Key Characteristics of Client Mode:

Driver Location
: Runs on the machine where the user launches the application.

Best for Interactive Use
: Ideal for development, debugging, and interactive sessions like using notebooks (e.g., Jupyter) where you want immediate feedback.

Network Dependency
: The driver needs to maintain a constant connection with the executors. If the network connection between the client machine and the cluster is unstable, the job can fail.

Resource Utilization
: The client machine’s resources (CPU, memory) are used for the driver, so a powerful client machine is beneficial.

=== Listed records ===
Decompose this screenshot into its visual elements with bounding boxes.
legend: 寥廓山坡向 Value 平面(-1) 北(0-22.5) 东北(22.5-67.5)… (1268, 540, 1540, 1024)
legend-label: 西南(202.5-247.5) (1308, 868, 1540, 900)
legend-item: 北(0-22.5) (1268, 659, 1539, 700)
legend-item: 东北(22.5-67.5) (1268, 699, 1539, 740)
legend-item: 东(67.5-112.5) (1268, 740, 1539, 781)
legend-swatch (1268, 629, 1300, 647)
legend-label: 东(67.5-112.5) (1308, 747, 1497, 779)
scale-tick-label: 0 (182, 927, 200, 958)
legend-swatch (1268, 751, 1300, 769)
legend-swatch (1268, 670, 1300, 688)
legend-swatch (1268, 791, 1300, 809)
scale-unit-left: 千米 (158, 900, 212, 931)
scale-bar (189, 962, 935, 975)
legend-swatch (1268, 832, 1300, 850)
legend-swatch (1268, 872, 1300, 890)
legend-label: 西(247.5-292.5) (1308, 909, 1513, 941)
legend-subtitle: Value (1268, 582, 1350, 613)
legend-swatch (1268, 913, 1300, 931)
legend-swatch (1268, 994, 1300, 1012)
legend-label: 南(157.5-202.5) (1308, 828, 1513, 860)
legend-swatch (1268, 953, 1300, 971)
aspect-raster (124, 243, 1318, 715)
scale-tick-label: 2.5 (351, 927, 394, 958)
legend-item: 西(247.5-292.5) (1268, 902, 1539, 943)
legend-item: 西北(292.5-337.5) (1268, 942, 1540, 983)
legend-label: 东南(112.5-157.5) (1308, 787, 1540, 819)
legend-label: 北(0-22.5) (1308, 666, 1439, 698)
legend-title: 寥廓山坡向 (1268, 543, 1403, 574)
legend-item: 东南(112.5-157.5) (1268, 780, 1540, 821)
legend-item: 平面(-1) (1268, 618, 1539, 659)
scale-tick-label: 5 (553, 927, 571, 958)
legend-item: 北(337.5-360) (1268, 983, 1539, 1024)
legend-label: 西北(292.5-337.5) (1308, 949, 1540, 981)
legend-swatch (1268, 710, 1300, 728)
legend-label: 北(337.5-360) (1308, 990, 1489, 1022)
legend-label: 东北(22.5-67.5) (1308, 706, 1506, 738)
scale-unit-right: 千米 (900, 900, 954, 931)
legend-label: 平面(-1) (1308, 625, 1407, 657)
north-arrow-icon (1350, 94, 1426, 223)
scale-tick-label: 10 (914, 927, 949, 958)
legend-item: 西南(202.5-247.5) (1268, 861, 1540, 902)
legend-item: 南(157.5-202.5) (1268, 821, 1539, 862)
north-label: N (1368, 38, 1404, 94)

=== Directions ===
A – Could you reproduce, word for word, the stretch of the client mode text from "Best for Interactive" through "want immediate feedback."?
B – How would you render this sentence from the client mode text in Spanish: "If the network connection between the client machine and the cluster is unstable, the job can fail."
C – Can you extend the client mode text, picking up after its final sentence about the client machine's resources?

=== Answers to the tasks ===
A –
Best for Interactive Use
: Ideal for development, debugging, and interactive sessions like using notebooks (e.g., Jupyter) where you want immediate feedback.

B – Si la conexión de red entre la máquina cliente y el clúster es inestable, el trabajo puede fallar.

C –
Additional characteristics:

  • More suitable for local development and testing
  • Easier to debug due to local access to logs
  • Sensitive to VPN, firewall, or unstable internet

Code Implementation for Client Mode:

To run a PySpark application in client mode, you would use the
spark-submit
command with
–deploy-mode client
. Here’s an example:

spark-submit \
--master yarn \
--deploy-mode client \
--num-executors 3 \
--executor-cores 2 \
--executor-memory 4G \
--driver-memory 2G \
my_pyspark_script.py

Explanation:

  • --master yarn : Specifies YARN as the cluster manager
  • --deploy-mode client : Runs the driver on the client machine
  • --num-executors, --executor-cores, --executor-memory : Executor resource configuration
  • --driver-memory : Driver memory allocation
  • my_pyspark_script.py : PySpark application script

Example:

from pyspark.sql import SparkSession

# Initialize SparkSession
spark = SparkSession.builder \
.appName("ClientModeExample") \
.getOrCreate()

# Sample DataFrame creation
data = [("John", 30), ("Doe", 25), ("Alice", 29)]
columns = ["Name", "Age"]

df = spark.createDataFrame(data, columns)

# Perform operations
df.show()
df.groupBy("Age").count().show()

# Stop SparkSession
spark.stop()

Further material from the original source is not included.